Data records

============================================================

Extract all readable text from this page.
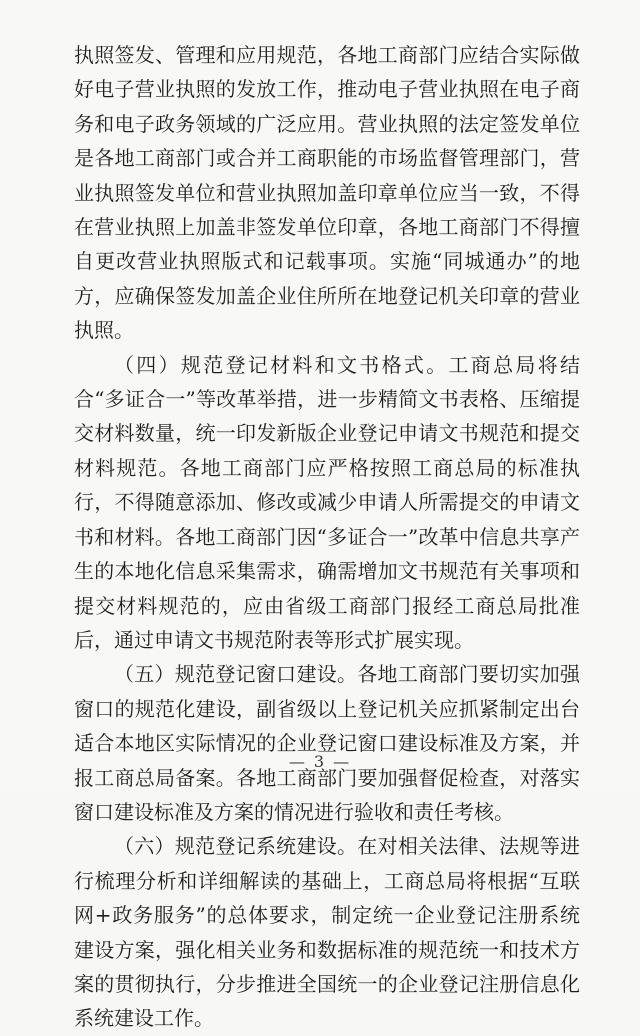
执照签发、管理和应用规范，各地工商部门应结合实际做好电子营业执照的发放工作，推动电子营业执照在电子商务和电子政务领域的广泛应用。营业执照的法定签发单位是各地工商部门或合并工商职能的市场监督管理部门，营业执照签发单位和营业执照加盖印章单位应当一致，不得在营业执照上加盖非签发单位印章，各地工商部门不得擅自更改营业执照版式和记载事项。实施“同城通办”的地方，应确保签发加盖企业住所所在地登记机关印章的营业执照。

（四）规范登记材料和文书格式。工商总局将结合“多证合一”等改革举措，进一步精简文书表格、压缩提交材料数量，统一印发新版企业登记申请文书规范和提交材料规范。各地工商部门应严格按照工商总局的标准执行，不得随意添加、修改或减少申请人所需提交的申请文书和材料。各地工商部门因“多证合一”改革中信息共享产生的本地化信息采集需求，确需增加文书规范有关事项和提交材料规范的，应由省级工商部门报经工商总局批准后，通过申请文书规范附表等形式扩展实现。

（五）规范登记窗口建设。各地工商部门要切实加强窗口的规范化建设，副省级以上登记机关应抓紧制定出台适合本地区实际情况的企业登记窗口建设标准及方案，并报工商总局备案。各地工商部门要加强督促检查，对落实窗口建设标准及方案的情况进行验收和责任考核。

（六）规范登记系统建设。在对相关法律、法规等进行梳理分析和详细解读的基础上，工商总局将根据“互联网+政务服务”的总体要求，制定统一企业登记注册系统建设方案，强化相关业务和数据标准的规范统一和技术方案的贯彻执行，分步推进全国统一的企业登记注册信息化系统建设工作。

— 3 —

============================================================

Your instructions — Copy the whole listing above word for word but do not carry over the pictures.

Correct answer —
Extract all readable text from this page.
执照签发、管理和应用规范，各地工商部门应结合实际做好电子营业执照的发放工作，推动电子营业执照在电子商务和电子政务领域的广泛应用。营业执照的法定签发单位是各地工商部门或合并工商职能的市场监督管理部门，营业执照签发单位和营业执照加盖印章单位应当一致，不得在营业执照上加盖非签发单位印章，各地工商部门不得擅自更改营业执照版式和记载事项。实施“同城通办”的地方，应确保签发加盖企业住所所在地登记机关印章的营业执照。

（四）规范登记材料和文书格式。工商总局将结合“多证合一”等改革举措，进一步精简文书表格、压缩提交材料数量，统一印发新版企业登记申请文书规范和提交材料规范。各地工商部门应严格按照工商总局的标准执行，不得随意添加、修改或减少申请人所需提交的申请文书和材料。各地工商部门因“多证合一”改革中信息共享产生的本地化信息采集需求，确需增加文书规范有关事项和提交材料规范的，应由省级工商部门报经工商总局批准后，通过申请文书规范附表等形式扩展实现。

（五）规范登记窗口建设。各地工商部门要切实加强窗口的规范化建设，副省级以上登记机关应抓紧制定出台适合本地区实际情况的企业登记窗口建设标准及方案，并报工商总局备案。各地工商部门要加强督促检查，对落实窗口建设标准及方案的情况进行验收和责任考核。

（六）规范登记系统建设。在对相关法律、法规等进行梳理分析和详细解读的基础上，工商总局将根据“互联网+政务服务”的总体要求，制定统一企业登记注册系统建设方案，强化相关业务和数据标准的规范统一和技术方案的贯彻执行，分步推进全国统一的企业登记注册信息化系统建设工作。

— 3 —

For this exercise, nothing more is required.